# Data lines:
######
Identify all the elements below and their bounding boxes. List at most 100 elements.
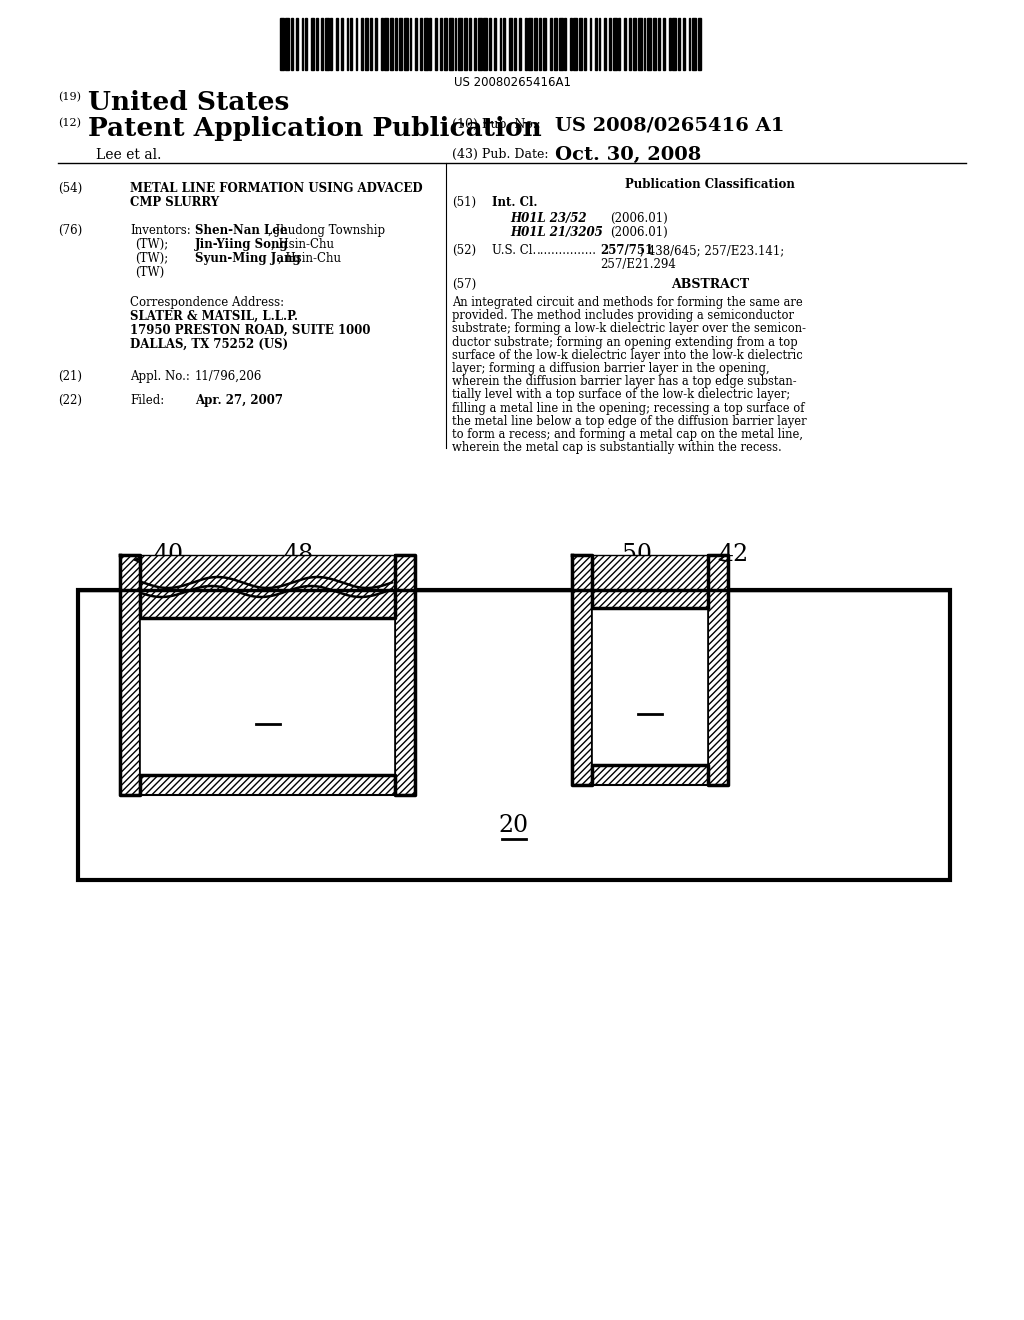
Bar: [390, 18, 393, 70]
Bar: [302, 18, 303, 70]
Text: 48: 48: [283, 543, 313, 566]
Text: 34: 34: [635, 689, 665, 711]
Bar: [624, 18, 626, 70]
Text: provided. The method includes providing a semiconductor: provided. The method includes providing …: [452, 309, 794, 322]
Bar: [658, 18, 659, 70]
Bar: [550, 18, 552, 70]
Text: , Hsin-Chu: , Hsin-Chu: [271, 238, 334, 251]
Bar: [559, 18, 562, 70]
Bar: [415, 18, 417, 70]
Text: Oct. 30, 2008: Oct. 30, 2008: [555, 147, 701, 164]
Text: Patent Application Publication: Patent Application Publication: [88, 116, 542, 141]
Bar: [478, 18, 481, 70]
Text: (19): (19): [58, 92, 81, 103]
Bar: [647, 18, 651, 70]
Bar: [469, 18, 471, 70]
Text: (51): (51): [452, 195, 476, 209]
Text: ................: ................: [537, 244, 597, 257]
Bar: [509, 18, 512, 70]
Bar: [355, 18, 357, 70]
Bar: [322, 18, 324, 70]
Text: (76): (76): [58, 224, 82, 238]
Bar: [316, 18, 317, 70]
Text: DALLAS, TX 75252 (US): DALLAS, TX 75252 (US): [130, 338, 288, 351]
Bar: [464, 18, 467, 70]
######
# Task objective:
Gather every line of the listing that contains the string "Text", and copy each of those lines in full.

# The completed task:
Text: 48: 48: [283, 543, 313, 566]
Text: 34: 34: [635, 689, 665, 711]
Text: provided. The method includes providing a semiconductor: provided. The method includes providing …: [452, 309, 794, 322]
Text: , Hsin-Chu: , Hsin-Chu: [271, 238, 334, 251]
Text: Oct. 30, 2008: Oct. 30, 2008: [555, 147, 701, 164]
Text: Patent Application Publication: Patent Application Publication: [88, 116, 542, 141]
Text: (19): (19): [58, 92, 81, 103]
Text: (51): (51): [452, 195, 476, 209]
Text: ................: ................: [537, 244, 597, 257]
Text: (76): (76): [58, 224, 82, 238]
Text: DALLAS, TX 75252 (US): DALLAS, TX 75252 (US): [130, 338, 288, 351]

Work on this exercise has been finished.